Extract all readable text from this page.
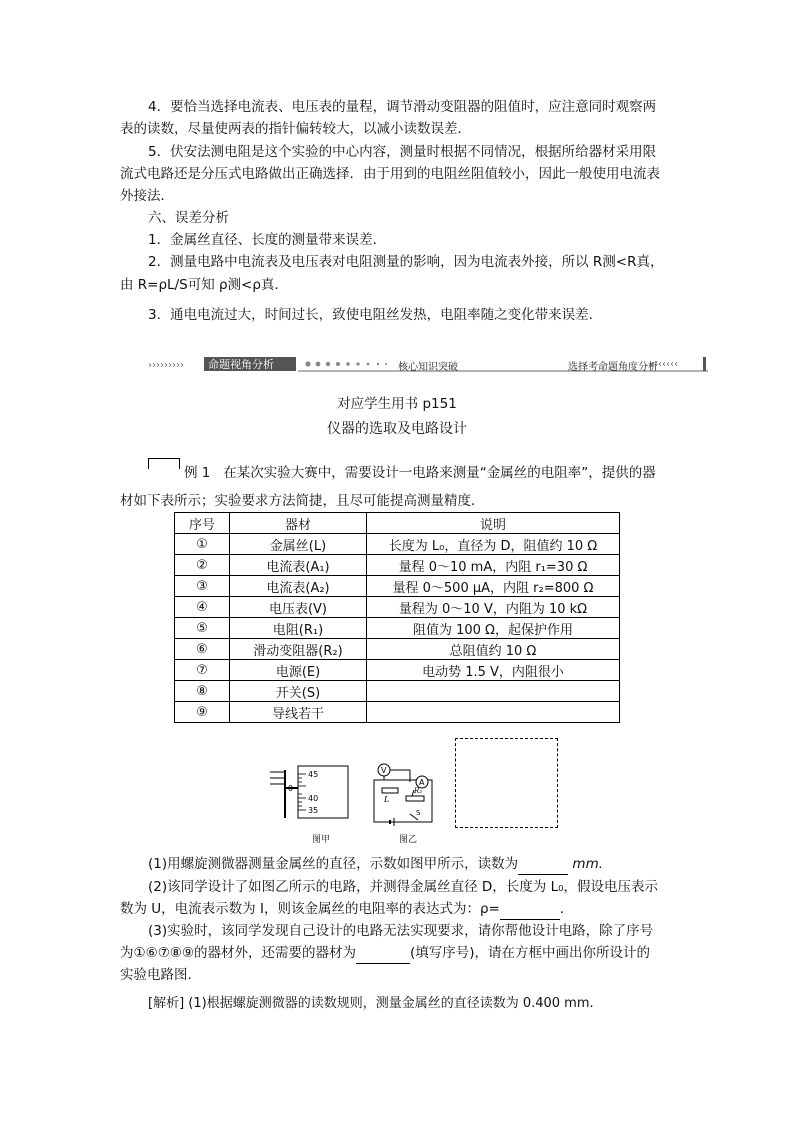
4．要恰当选择电流表、电压表的量程，调节滑动变阻器的阻值时，应注意同时观察两
表的读数，尽量使两表的指针偏转较大，以减小读数误差．
5．伏安法测电阻是这个实验的中心内容，测量时根据不同情况，根据所给器材采用限
流式电路还是分压式电路做出正确选择．由于用到的电阻丝阻值较小，因此一般使用电流表
外接法．
六、误差分析
1．金属丝直径、长度的测量带来误差．
2．测量电路中电流表及电压表对电阻测量的影响，因为电流表外接，所以 R测<R真，
由 R=ρL/S可知 ρ测<ρ真．
3．通电电流过大，时间过长，致使电阻丝发热，电阻率随之变化带来误差．
›››››››››	‹‹‹‹‹‹‹
命题视角分析	核心知识突破	选择考命题角度分析
对应学生用书 p151
仪器的选取及电路设计
例 1 在某次实验大赛中，需要设计一电路来测量“金属丝的电阻率”，提供的器
材如下表所示；实验要求方法简捷，且尽可能提高测量精度．
序号	器材	说明
①	金属丝(L)	长度为 L₀，直径为 D，阻值约 10 Ω
②	电流表(A₁)	量程 0～10 mA，内阻 r₁=30 Ω
③	电流表(A₂)	量程 0～500 μA，内阻 r₂=800 Ω
④	电压表(V)	量程为 0～10 V，内阻为 10 kΩ
⑤	电阻(R₁)	阻值为 100 Ω，起保护作用
⑥	滑动变阻器(R₂)	总阻值约 10 Ω
⑦	电源(E)	电动势 1.5 V，内阻很小
⑧	开关(S)	
⑨	导线若干	
0
45
40
35
图甲
V
A
L
R₂
S
图乙
(1)用螺旋测微器测量金属丝的直径，示数如图甲所示，读数为	mm.
(2)该同学设计了如图乙所示的电路，并测得金属丝直径 D，长度为 L₀，假设电压表示
数为 U，电流表示数为 I，则该金属丝的电阻率的表达式为：ρ=	．
(3)实验时，该同学发现自己设计的电路无法实现要求，请你帮他设计电路，除了序号
为①⑥⑦⑧⑨的器材外，还需要的器材为	(填写序号)，请在方框中画出你所设计的
实验电路图．
[解析] (1)根据螺旋测微器的读数规则，测量金属丝的直径读数为 0.400 mm.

*Exercise brief*:
Reproduce every entry word for word, but skip any pictures.

*Answer in full*:
Extract all readable text from this page.
4．要恰当选择电流表、电压表的量程，调节滑动变阻器的阻值时，应注意同时观察两
表的读数，尽量使两表的指针偏转较大，以减小读数误差．
5．伏安法测电阻是这个实验的中心内容，测量时根据不同情况，根据所给器材采用限
流式电路还是分压式电路做出正确选择．由于用到的电阻丝阻值较小，因此一般使用电流表
外接法．
六、误差分析
1．金属丝直径、长度的测量带来误差．
2．测量电路中电流表及电压表对电阻测量的影响，因为电流表外接，所以 R测<R真，
由 R=ρL/S可知 ρ测<ρ真．
3．通电电流过大，时间过长，致使电阻丝发热，电阻率随之变化带来误差．
›››››››››	‹‹‹‹‹‹‹
命题视角分析	核心知识突破	选择考命题角度分析
对应学生用书 p151
仪器的选取及电路设计
例 1 在某次实验大赛中，需要设计一电路来测量“金属丝的电阻率”，提供的器
材如下表所示；实验要求方法简捷，且尽可能提高测量精度．
序号	器材	说明
①	金属丝(L)	长度为 L₀，直径为 D，阻值约 10 Ω
②	电流表(A₁)	量程 0～10 mA，内阻 r₁=30 Ω
③	电流表(A₂)	量程 0～500 μA，内阻 r₂=800 Ω
④	电压表(V)	量程为 0～10 V，内阻为 10 kΩ
⑤	电阻(R₁)	阻值为 100 Ω，起保护作用
⑥	滑动变阻器(R₂)	总阻值约 10 Ω
⑦	电源(E)	电动势 1.5 V，内阻很小
⑧	开关(S)	
⑨	导线若干	
0
45
40
35
图甲
V
A
L
R₂
S
图乙
(1)用螺旋测微器测量金属丝的直径，示数如图甲所示，读数为	mm.
(2)该同学设计了如图乙所示的电路，并测得金属丝直径 D，长度为 L₀，假设电压表示
数为 U，电流表示数为 I，则该金属丝的电阻率的表达式为：ρ=	．
(3)实验时，该同学发现自己设计的电路无法实现要求，请你帮他设计电路，除了序号
为①⑥⑦⑧⑨的器材外，还需要的器材为	(填写序号)，请在方框中画出你所设计的
实验电路图．
[解析] (1)根据螺旋测微器的读数规则，测量金属丝的直径读数为 0.400 mm.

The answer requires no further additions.